Saved entries:

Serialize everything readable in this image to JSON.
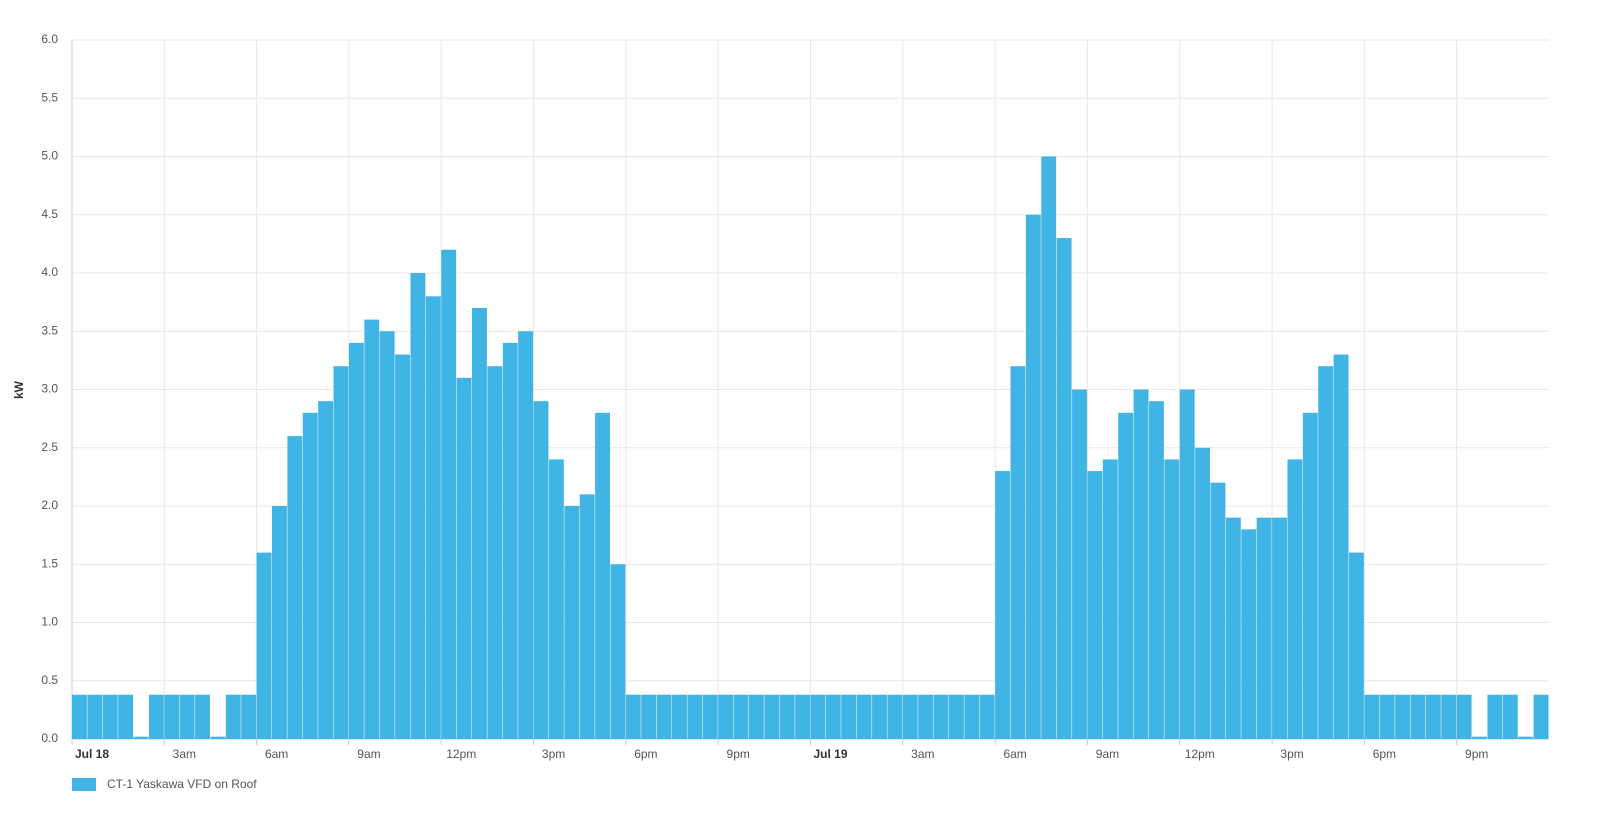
{
  "chart_data": {
    "type": "bar",
    "y_label": "kW",
    "x": [
      0,
      0.5,
      1,
      1.5,
      2,
      2.5,
      3,
      3.5,
      4,
      4.5,
      5,
      5.5,
      6,
      6.5,
      7,
      7.5,
      8,
      8.5,
      9,
      9.5,
      10,
      10.5,
      11,
      11.5,
      12,
      12.5,
      13,
      13.5,
      14,
      14.5,
      15,
      15.5,
      16,
      16.5,
      17,
      17.5,
      18,
      18.5,
      19,
      19.5,
      20,
      20.5,
      21,
      21.5,
      22,
      22.5,
      23,
      23.5,
      24,
      24.5,
      25,
      25.5,
      26,
      26.5,
      27,
      27.5,
      28,
      28.5,
      29,
      29.5,
      30,
      30.5,
      31,
      31.5,
      32,
      32.5,
      33,
      33.5,
      34,
      34.5,
      35,
      35.5,
      36,
      36.5,
      37,
      37.5,
      38,
      38.5,
      39,
      39.5,
      40,
      40.5,
      41,
      41.5,
      42,
      42.5,
      43,
      43.5,
      44,
      44.5,
      45,
      45.5,
      46,
      46.5,
      47,
      47.5
    ],
    "series": [
      {
        "name": "CT-1 Yaskawa VFD on Roof",
        "color": "#40b4e5",
        "values": [
          0.38,
          0.38,
          0.38,
          0.38,
          0.02,
          0.38,
          0.38,
          0.38,
          0.38,
          0.02,
          0.38,
          0.38,
          1.6,
          2.0,
          2.6,
          2.8,
          2.9,
          3.2,
          3.4,
          3.6,
          3.5,
          3.3,
          4.0,
          3.8,
          4.2,
          3.1,
          3.7,
          3.2,
          3.4,
          3.5,
          2.9,
          2.4,
          2.0,
          2.1,
          2.8,
          1.5,
          0.38,
          0.38,
          0.38,
          0.38,
          0.38,
          0.38,
          0.38,
          0.38,
          0.38,
          0.38,
          0.38,
          0.38,
          0.38,
          0.38,
          0.38,
          0.38,
          0.38,
          0.38,
          0.38,
          0.38,
          0.38,
          0.38,
          0.38,
          0.38,
          2.3,
          3.2,
          4.5,
          5.0,
          4.3,
          3.0,
          2.3,
          2.4,
          2.8,
          3.0,
          2.9,
          2.4,
          3.0,
          2.5,
          2.2,
          1.9,
          1.8,
          1.9,
          1.9,
          2.4,
          2.8,
          3.2,
          3.3,
          1.6,
          0.38,
          0.38,
          0.38,
          0.38,
          0.38,
          0.38,
          0.38,
          0.02,
          0.38,
          0.38,
          0.02,
          0.38
        ]
      }
    ],
    "xlim": [
      0,
      48
    ],
    "xticks": [
      {
        "value": 0,
        "label": "Jul 18"
      },
      {
        "value": 3,
        "label": "3am"
      },
      {
        "value": 6,
        "label": "6am"
      },
      {
        "value": 9,
        "label": "9am"
      },
      {
        "value": 12,
        "label": "12pm"
      },
      {
        "value": 15,
        "label": "3pm"
      },
      {
        "value": 18,
        "label": "6pm"
      },
      {
        "value": 21,
        "label": "9pm"
      },
      {
        "value": 24,
        "label": "Jul 19"
      },
      {
        "value": 27,
        "label": "3am"
      },
      {
        "value": 30,
        "label": "6am"
      },
      {
        "value": 33,
        "label": "9am"
      },
      {
        "value": 36,
        "label": "12pm"
      },
      {
        "value": 39,
        "label": "3pm"
      },
      {
        "value": 42,
        "label": "6pm"
      },
      {
        "value": 45,
        "label": "9pm"
      }
    ],
    "ylim": [
      0,
      6
    ],
    "yticks": [
      {
        "value": 0,
        "label": "0.0"
      },
      0.5,
      {
        "value": 1,
        "label": "1.0"
      },
      1.5,
      {
        "value": 2,
        "label": "2.0"
      },
      2.5,
      {
        "value": 3,
        "label": "3.0"
      },
      3.5,
      {
        "value": 4,
        "label": "4.0"
      },
      4.5,
      {
        "value": 5,
        "label": "5.0"
      },
      5.5,
      {
        "value": 6,
        "label": "6.0"
      }
    ],
    "grid": true
  }
}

WRITTEN TASK: Make an exact copy of the data, leaving its pictures out.

TASK OUTPUT:
Serialize everything readable in this image to JSON.
{
  "chart_data": {
    "type": "bar",
    "y_label": "kW",
    "x": [
      0,
      0.5,
      1,
      1.5,
      2,
      2.5,
      3,
      3.5,
      4,
      4.5,
      5,
      5.5,
      6,
      6.5,
      7,
      7.5,
      8,
      8.5,
      9,
      9.5,
      10,
      10.5,
      11,
      11.5,
      12,
      12.5,
      13,
      13.5,
      14,
      14.5,
      15,
      15.5,
      16,
      16.5,
      17,
      17.5,
      18,
      18.5,
      19,
      19.5,
      20,
      20.5,
      21,
      21.5,
      22,
      22.5,
      23,
      23.5,
      24,
      24.5,
      25,
      25.5,
      26,
      26.5,
      27,
      27.5,
      28,
      28.5,
      29,
      29.5,
      30,
      30.5,
      31,
      31.5,
      32,
      32.5,
      33,
      33.5,
      34,
      34.5,
      35,
      35.5,
      36,
      36.5,
      37,
      37.5,
      38,
      38.5,
      39,
      39.5,
      40,
      40.5,
      41,
      41.5,
      42,
      42.5,
      43,
      43.5,
      44,
      44.5,
      45,
      45.5,
      46,
      46.5,
      47,
      47.5
    ],
    "series": [
      {
        "name": "CT-1 Yaskawa VFD on Roof",
        "color": "#40b4e5",
        "values": [
          0.38,
          0.38,
          0.38,
          0.38,
          0.02,
          0.38,
          0.38,
          0.38,
          0.38,
          0.02,
          0.38,
          0.38,
          1.6,
          2.0,
          2.6,
          2.8,
          2.9,
          3.2,
          3.4,
          3.6,
          3.5,
          3.3,
          4.0,
          3.8,
          4.2,
          3.1,
          3.7,
          3.2,
          3.4,
          3.5,
          2.9,
          2.4,
          2.0,
          2.1,
          2.8,
          1.5,
          0.38,
          0.38,
          0.38,
          0.38,
          0.38,
          0.38,
          0.38,
          0.38,
          0.38,
          0.38,
          0.38,
          0.38,
          0.38,
          0.38,
          0.38,
          0.38,
          0.38,
          0.38,
          0.38,
          0.38,
          0.38,
          0.38,
          0.38,
          0.38,
          2.3,
          3.2,
          4.5,
          5.0,
          4.3,
          3.0,
          2.3,
          2.4,
          2.8,
          3.0,
          2.9,
          2.4,
          3.0,
          2.5,
          2.2,
          1.9,
          1.8,
          1.9,
          1.9,
          2.4,
          2.8,
          3.2,
          3.3,
          1.6,
          0.38,
          0.38,
          0.38,
          0.38,
          0.38,
          0.38,
          0.38,
          0.02,
          0.38,
          0.38,
          0.02,
          0.38
        ]
      }
    ],
    "xlim": [
      0,
      48
    ],
    "xticks": [
      {
        "value": 0,
        "label": "Jul 18"
      },
      {
        "value": 3,
        "label": "3am"
      },
      {
        "value": 6,
        "label": "6am"
      },
      {
        "value": 9,
        "label": "9am"
      },
      {
        "value": 12,
        "label": "12pm"
      },
      {
        "value": 15,
        "label": "3pm"
      },
      {
        "value": 18,
        "label": "6pm"
      },
      {
        "value": 21,
        "label": "9pm"
      },
      {
        "value": 24,
        "label": "Jul 19"
      },
      {
        "value": 27,
        "label": "3am"
      },
      {
        "value": 30,
        "label": "6am"
      },
      {
        "value": 33,
        "label": "9am"
      },
      {
        "value": 36,
        "label": "12pm"
      },
      {
        "value": 39,
        "label": "3pm"
      },
      {
        "value": 42,
        "label": "6pm"
      },
      {
        "value": 45,
        "label": "9pm"
      }
    ],
    "ylim": [
      0,
      6
    ],
    "yticks": [
      {
        "value": 0,
        "label": "0.0"
      },
      0.5,
      {
        "value": 1,
        "label": "1.0"
      },
      1.5,
      {
        "value": 2,
        "label": "2.0"
      },
      2.5,
      {
        "value": 3,
        "label": "3.0"
      },
      3.5,
      {
        "value": 4,
        "label": "4.0"
      },
      4.5,
      {
        "value": 5,
        "label": "5.0"
      },
      5.5,
      {
        "value": 6,
        "label": "6.0"
      }
    ],
    "grid": true
  }
}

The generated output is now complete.